**WHAT IS ASKED:** Filter the records for lines holding the string "when".

Stored dataset items
· · · · ·
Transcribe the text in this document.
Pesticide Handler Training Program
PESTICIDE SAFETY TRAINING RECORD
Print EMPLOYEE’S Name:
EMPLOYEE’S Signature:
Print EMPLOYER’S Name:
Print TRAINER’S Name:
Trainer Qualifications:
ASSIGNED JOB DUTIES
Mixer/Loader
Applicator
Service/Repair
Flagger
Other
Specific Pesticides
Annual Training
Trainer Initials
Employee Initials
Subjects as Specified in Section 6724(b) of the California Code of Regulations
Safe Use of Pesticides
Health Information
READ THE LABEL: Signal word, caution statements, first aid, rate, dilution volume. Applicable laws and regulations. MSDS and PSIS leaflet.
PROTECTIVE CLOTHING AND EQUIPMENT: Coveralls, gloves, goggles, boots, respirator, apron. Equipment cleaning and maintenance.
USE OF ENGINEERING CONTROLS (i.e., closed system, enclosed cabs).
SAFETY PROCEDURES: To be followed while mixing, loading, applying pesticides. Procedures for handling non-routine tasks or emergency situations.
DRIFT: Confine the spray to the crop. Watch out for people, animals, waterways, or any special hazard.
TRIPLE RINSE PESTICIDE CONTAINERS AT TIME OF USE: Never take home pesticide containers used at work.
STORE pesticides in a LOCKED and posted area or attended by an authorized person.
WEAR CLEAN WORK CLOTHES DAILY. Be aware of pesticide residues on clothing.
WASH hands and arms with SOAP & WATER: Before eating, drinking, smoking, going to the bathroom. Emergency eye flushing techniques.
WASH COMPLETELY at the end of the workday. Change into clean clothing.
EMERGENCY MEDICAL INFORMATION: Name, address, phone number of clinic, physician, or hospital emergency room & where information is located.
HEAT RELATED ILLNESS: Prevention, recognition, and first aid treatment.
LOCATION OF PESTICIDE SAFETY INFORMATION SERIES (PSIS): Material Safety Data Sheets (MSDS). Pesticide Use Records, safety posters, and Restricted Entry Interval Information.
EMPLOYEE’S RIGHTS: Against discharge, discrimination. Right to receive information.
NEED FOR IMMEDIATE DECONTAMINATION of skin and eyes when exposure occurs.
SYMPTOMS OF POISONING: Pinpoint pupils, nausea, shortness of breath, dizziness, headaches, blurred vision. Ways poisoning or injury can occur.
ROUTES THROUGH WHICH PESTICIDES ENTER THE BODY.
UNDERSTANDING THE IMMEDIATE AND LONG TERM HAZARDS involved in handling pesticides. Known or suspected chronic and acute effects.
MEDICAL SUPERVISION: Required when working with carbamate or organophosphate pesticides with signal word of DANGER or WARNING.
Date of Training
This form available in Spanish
· · · · ·
**SOLUTION TO THIS PROBLEM:**
NEED FOR IMMEDIATE DECONTAMINATION of skin and eyes when exposure occurs.
MEDICAL SUPERVISION: Required when working with carbamate or organophosphate pesticides with signal word of DANGER or WARNING.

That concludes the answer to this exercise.